== BRIEF ==
Present the data once more in exactly its original form.

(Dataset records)
— Begin —

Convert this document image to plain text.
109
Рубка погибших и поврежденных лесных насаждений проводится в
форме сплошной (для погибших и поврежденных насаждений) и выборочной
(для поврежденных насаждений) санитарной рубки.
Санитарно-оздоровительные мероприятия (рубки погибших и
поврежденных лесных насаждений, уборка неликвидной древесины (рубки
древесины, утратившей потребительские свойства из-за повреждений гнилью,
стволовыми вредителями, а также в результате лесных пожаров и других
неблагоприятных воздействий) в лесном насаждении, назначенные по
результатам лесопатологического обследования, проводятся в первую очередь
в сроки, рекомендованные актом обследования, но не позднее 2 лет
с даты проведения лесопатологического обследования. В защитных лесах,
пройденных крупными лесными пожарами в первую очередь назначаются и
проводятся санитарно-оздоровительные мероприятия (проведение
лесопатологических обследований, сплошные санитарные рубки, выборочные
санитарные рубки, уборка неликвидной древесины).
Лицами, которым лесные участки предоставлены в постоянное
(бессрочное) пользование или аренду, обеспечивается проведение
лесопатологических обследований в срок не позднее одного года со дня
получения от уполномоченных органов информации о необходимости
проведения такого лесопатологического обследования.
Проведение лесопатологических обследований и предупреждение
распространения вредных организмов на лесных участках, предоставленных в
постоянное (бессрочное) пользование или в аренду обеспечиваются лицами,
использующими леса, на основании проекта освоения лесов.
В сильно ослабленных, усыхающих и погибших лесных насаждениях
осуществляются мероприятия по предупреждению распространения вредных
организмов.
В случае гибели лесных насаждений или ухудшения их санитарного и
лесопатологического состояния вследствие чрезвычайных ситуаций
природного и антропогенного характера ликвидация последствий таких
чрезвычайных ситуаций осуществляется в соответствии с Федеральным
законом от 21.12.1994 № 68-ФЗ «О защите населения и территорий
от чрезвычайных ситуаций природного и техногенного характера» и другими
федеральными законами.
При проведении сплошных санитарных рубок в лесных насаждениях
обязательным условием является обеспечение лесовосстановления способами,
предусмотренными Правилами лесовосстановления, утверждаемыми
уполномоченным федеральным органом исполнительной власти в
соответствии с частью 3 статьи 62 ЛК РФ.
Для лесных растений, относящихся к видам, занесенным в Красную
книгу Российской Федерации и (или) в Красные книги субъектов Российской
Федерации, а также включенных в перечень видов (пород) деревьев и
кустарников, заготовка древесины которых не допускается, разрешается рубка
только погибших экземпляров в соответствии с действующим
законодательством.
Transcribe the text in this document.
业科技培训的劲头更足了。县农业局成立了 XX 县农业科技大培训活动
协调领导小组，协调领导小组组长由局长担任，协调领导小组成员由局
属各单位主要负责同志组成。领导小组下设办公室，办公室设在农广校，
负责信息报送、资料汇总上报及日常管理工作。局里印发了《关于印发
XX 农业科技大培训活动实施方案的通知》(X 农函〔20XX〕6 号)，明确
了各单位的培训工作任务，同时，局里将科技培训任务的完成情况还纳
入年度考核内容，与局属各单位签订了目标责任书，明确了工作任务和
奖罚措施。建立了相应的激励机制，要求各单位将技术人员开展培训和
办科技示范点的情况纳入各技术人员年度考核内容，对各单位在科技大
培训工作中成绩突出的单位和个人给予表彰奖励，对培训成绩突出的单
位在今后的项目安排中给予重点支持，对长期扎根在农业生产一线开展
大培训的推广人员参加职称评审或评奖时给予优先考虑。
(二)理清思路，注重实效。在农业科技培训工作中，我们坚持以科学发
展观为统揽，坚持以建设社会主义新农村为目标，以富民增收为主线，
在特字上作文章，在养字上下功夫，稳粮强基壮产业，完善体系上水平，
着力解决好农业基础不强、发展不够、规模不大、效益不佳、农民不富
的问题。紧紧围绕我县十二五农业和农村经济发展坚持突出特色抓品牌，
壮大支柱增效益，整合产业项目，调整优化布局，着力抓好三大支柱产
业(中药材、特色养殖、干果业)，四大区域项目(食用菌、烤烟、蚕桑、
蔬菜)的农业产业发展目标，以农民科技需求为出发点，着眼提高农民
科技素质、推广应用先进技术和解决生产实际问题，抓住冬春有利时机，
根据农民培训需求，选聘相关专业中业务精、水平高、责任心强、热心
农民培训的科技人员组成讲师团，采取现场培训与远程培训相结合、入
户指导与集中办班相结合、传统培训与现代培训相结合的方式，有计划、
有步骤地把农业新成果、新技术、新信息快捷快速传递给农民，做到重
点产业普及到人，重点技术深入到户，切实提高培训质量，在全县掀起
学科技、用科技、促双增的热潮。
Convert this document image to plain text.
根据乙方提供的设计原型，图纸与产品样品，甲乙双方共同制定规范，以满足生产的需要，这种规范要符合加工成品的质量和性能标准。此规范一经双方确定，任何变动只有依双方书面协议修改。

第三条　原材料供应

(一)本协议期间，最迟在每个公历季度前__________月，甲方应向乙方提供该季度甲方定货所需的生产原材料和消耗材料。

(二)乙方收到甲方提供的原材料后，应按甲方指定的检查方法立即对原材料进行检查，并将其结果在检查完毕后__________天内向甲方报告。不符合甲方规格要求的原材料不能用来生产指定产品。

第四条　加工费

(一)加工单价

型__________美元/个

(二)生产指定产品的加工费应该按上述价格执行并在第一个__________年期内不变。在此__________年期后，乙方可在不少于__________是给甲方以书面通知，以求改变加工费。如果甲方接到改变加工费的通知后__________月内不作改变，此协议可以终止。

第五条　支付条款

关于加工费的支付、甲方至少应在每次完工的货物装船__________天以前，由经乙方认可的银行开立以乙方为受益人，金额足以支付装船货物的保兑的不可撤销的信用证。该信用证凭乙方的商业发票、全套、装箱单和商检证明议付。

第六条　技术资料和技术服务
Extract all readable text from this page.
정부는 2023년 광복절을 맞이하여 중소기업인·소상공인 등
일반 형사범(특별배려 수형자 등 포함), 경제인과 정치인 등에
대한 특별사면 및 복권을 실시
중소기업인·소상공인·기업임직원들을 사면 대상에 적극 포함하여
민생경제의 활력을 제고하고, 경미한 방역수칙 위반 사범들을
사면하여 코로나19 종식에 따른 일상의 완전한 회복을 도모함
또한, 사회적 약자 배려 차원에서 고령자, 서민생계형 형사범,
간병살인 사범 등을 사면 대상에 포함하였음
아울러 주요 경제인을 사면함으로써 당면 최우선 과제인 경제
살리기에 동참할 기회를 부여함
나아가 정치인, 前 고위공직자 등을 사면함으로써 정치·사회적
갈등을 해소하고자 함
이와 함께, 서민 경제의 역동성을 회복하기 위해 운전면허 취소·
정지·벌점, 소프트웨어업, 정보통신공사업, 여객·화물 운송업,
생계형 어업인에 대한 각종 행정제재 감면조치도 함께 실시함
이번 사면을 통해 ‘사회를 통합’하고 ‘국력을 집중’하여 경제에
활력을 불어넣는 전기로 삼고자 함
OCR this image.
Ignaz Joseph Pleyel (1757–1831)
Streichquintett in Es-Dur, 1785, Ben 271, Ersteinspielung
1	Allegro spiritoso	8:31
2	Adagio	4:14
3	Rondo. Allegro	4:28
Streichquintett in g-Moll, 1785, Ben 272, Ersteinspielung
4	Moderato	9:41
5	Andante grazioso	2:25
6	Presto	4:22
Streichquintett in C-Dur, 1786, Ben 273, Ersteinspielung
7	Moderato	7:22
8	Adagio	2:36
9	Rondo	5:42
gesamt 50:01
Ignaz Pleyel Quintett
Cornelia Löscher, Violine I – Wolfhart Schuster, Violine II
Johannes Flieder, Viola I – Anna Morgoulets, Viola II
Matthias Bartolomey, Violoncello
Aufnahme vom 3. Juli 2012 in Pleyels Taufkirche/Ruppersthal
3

— End —

== FINISHED EXERCISE ==
Convert this document image to plain text.
109
Рубка погибших и поврежденных лесных насаждений проводится в
форме сплошной (для погибших и поврежденных насаждений) и выборочной
(для поврежденных насаждений) санитарной рубки.
Санитарно-оздоровительные мероприятия (рубки погибших и
поврежденных лесных насаждений, уборка неликвидной древесины (рубки
древесины, утратившей потребительские свойства из-за повреждений гнилью,
стволовыми вредителями, а также в результате лесных пожаров и других
неблагоприятных воздействий) в лесном насаждении, назначенные по
результатам лесопатологического обследования, проводятся в первую очередь
в сроки, рекомендованные актом обследования, но не позднее 2 лет
с даты проведения лесопатологического обследования. В защитных лесах,
пройденных крупными лесными пожарами в первую очередь назначаются и
проводятся санитарно-оздоровительные мероприятия (проведение
лесопатологических обследований, сплошные санитарные рубки, выборочные
санитарные рубки, уборка неликвидной древесины).
Лицами, которым лесные участки предоставлены в постоянное
(бессрочное) пользование или аренду, обеспечивается проведение
лесопатологических обследований в срок не позднее одного года со дня
получения от уполномоченных органов информации о необходимости
проведения такого лесопатологического обследования.
Проведение лесопатологических обследований и предупреждение
распространения вредных организмов на лесных участках, предоставленных в
постоянное (бессрочное) пользование или в аренду обеспечиваются лицами,
использующими леса, на основании проекта освоения лесов.
В сильно ослабленных, усыхающих и погибших лесных насаждениях
осуществляются мероприятия по предупреждению распространения вредных
организмов.
В случае гибели лесных насаждений или ухудшения их санитарного и
лесопатологического состояния вследствие чрезвычайных ситуаций
природного и антропогенного характера ликвидация последствий таких
чрезвычайных ситуаций осуществляется в соответствии с Федеральным
законом от 21.12.1994 № 68-ФЗ «О защите населения и территорий
от чрезвычайных ситуаций природного и техногенного характера» и другими
федеральными законами.
При проведении сплошных санитарных рубок в лесных насаждениях
обязательным условием является обеспечение лесовосстановления способами,
предусмотренными Правилами лесовосстановления, утверждаемыми
уполномоченным федеральным органом исполнительной власти в
соответствии с частью 3 статьи 62 ЛК РФ.
Для лесных растений, относящихся к видам, занесенным в Красную
книгу Российской Федерации и (или) в Красные книги субъектов Российской
Федерации, а также включенных в перечень видов (пород) деревьев и
кустарников, заготовка древесины которых не допускается, разрешается рубка
только погибших экземпляров в соответствии с действующим
законодательством.
Transcribe the text in this document.
业科技培训的劲头更足了。县农业局成立了 XX 县农业科技大培训活动
协调领导小组，协调领导小组组长由局长担任，协调领导小组成员由局
属各单位主要负责同志组成。领导小组下设办公室，办公室设在农广校，
负责信息报送、资料汇总上报及日常管理工作。局里印发了《关于印发
XX 农业科技大培训活动实施方案的通知》(X 农函〔20XX〕6 号)，明确
了各单位的培训工作任务，同时，局里将科技培训任务的完成情况还纳
入年度考核内容，与局属各单位签订了目标责任书，明确了工作任务和
奖罚措施。建立了相应的激励机制，要求各单位将技术人员开展培训和
办科技示范点的情况纳入各技术人员年度考核内容，对各单位在科技大
培训工作中成绩突出的单位和个人给予表彰奖励，对培训成绩突出的单
位在今后的项目安排中给予重点支持，对长期扎根在农业生产一线开展
大培训的推广人员参加职称评审或评奖时给予优先考虑。
(二)理清思路，注重实效。在农业科技培训工作中，我们坚持以科学发
展观为统揽，坚持以建设社会主义新农村为目标，以富民增收为主线，
在特字上作文章，在养字上下功夫，稳粮强基壮产业，完善体系上水平，
着力解决好农业基础不强、发展不够、规模不大、效益不佳、农民不富
的问题。紧紧围绕我县十二五农业和农村经济发展坚持突出特色抓品牌，
壮大支柱增效益，整合产业项目，调整优化布局，着力抓好三大支柱产
业(中药材、特色养殖、干果业)，四大区域项目(食用菌、烤烟、蚕桑、
蔬菜)的农业产业发展目标，以农民科技需求为出发点，着眼提高农民
科技素质、推广应用先进技术和解决生产实际问题，抓住冬春有利时机，
根据农民培训需求，选聘相关专业中业务精、水平高、责任心强、热心
农民培训的科技人员组成讲师团，采取现场培训与远程培训相结合、入
户指导与集中办班相结合、传统培训与现代培训相结合的方式，有计划、
有步骤地把农业新成果、新技术、新信息快捷快速传递给农民，做到重
点产业普及到人，重点技术深入到户，切实提高培训质量，在全县掀起
学科技、用科技、促双增的热潮。
Convert this document image to plain text.
根据乙方提供的设计原型，图纸与产品样品，甲乙双方共同制定规范，以满足生产的需要，这种规范要符合加工成品的质量和性能标准。此规范一经双方确定，任何变动只有依双方书面协议修改。

第三条　原材料供应

(一)本协议期间，最迟在每个公历季度前__________月，甲方应向乙方提供该季度甲方定货所需的生产原材料和消耗材料。

(二)乙方收到甲方提供的原材料后，应按甲方指定的检查方法立即对原材料进行检查，并将其结果在检查完毕后__________天内向甲方报告。不符合甲方规格要求的原材料不能用来生产指定产品。

第四条　加工费

(一)加工单价

型__________美元/个

(二)生产指定产品的加工费应该按上述价格执行并在第一个__________年期内不变。在此__________年期后，乙方可在不少于__________是给甲方以书面通知，以求改变加工费。如果甲方接到改变加工费的通知后__________月内不作改变，此协议可以终止。

第五条　支付条款

关于加工费的支付、甲方至少应在每次完工的货物装船__________天以前，由经乙方认可的银行开立以乙方为受益人，金额足以支付装船货物的保兑的不可撤销的信用证。该信用证凭乙方的商业发票、全套、装箱单和商检证明议付。

第六条　技术资料和技术服务
Extract all readable text from this page.
정부는 2023년 광복절을 맞이하여 중소기업인·소상공인 등
일반 형사범(특별배려 수형자 등 포함), 경제인과 정치인 등에
대한 특별사면 및 복권을 실시
중소기업인·소상공인·기업임직원들을 사면 대상에 적극 포함하여
민생경제의 활력을 제고하고, 경미한 방역수칙 위반 사범들을
사면하여 코로나19 종식에 따른 일상의 완전한 회복을 도모함
또한, 사회적 약자 배려 차원에서 고령자, 서민생계형 형사범,
간병살인 사범 등을 사면 대상에 포함하였음
아울러 주요 경제인을 사면함으로써 당면 최우선 과제인 경제
살리기에 동참할 기회를 부여함
나아가 정치인, 前 고위공직자 등을 사면함으로써 정치·사회적
갈등을 해소하고자 함
이와 함께, 서민 경제의 역동성을 회복하기 위해 운전면허 취소·
정지·벌점, 소프트웨어업, 정보통신공사업, 여객·화물 운송업,
생계형 어업인에 대한 각종 행정제재 감면조치도 함께 실시함
이번 사면을 통해 ‘사회를 통합’하고 ‘국력을 집중’하여 경제에
활력을 불어넣는 전기로 삼고자 함
OCR this image.
Ignaz Joseph Pleyel (1757–1831)
Streichquintett in Es-Dur, 1785, Ben 271, Ersteinspielung
1	Allegro spiritoso	8:31
2	Adagio	4:14
3	Rondo. Allegro	4:28
Streichquintett in g-Moll, 1785, Ben 272, Ersteinspielung
4	Moderato	9:41
5	Andante grazioso	2:25
6	Presto	4:22
Streichquintett in C-Dur, 1786, Ben 273, Ersteinspielung
7	Moderato	7:22
8	Adagio	2:36
9	Rondo	5:42
gesamt 50:01
Ignaz Pleyel Quintett
Cornelia Löscher, Violine I – Wolfhart Schuster, Violine II
Johannes Flieder, Viola I – Anna Morgoulets, Viola II
Matthias Bartolomey, Violoncello
Aufnahme vom 3. Juli 2012 in Pleyels Taufkirche/Ruppersthal
3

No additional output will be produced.